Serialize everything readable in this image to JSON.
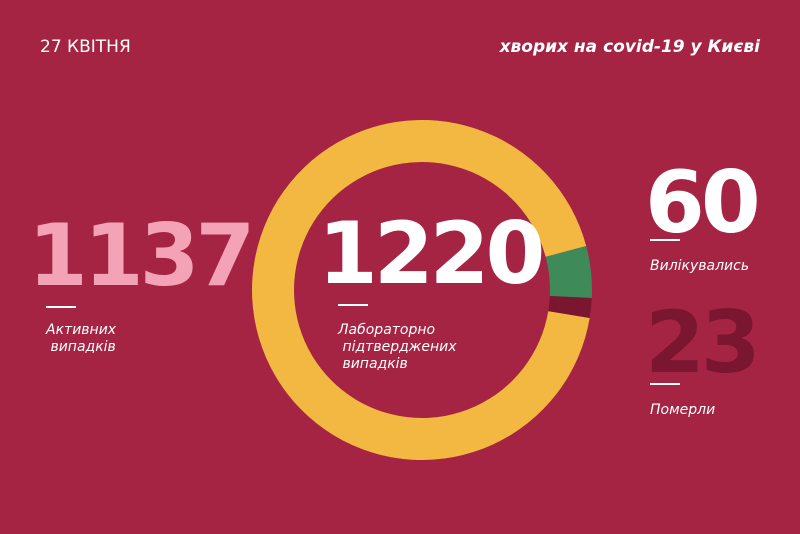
{
  "chart_data": {
    "type": "pie",
    "donut": true,
    "date": "27 КВІТНЯ",
    "title": "хворих на covid-19 у Києві",
    "total": 1220,
    "total_label": "Лабораторно підтверджених випадків",
    "categories": [
      "Активних випадків",
      "Вилікувались",
      "Померли"
    ],
    "values": [
      1137,
      60,
      23
    ],
    "colors": [
      "#f2b842",
      "#3e8a58",
      "#7b1630"
    ]
  }
}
* * *
# GIVEN EXERCISE
Print every entry exactly as written, without the pictures.

# ANSWER
Serialize everything readable in this image to JSON.
{
  "chart_data": {
    "type": "pie",
    "donut": true,
    "date": "27 КВІТНЯ",
    "title": "хворих на covid-19 у Києві",
    "total": 1220,
    "total_label": "Лабораторно підтверджених випадків",
    "categories": [
      "Активних випадків",
      "Вилікувались",
      "Померли"
    ],
    "values": [
      1137,
      60,
      23
    ],
    "colors": [
      "#f2b842",
      "#3e8a58",
      "#7b1630"
    ]
  }
}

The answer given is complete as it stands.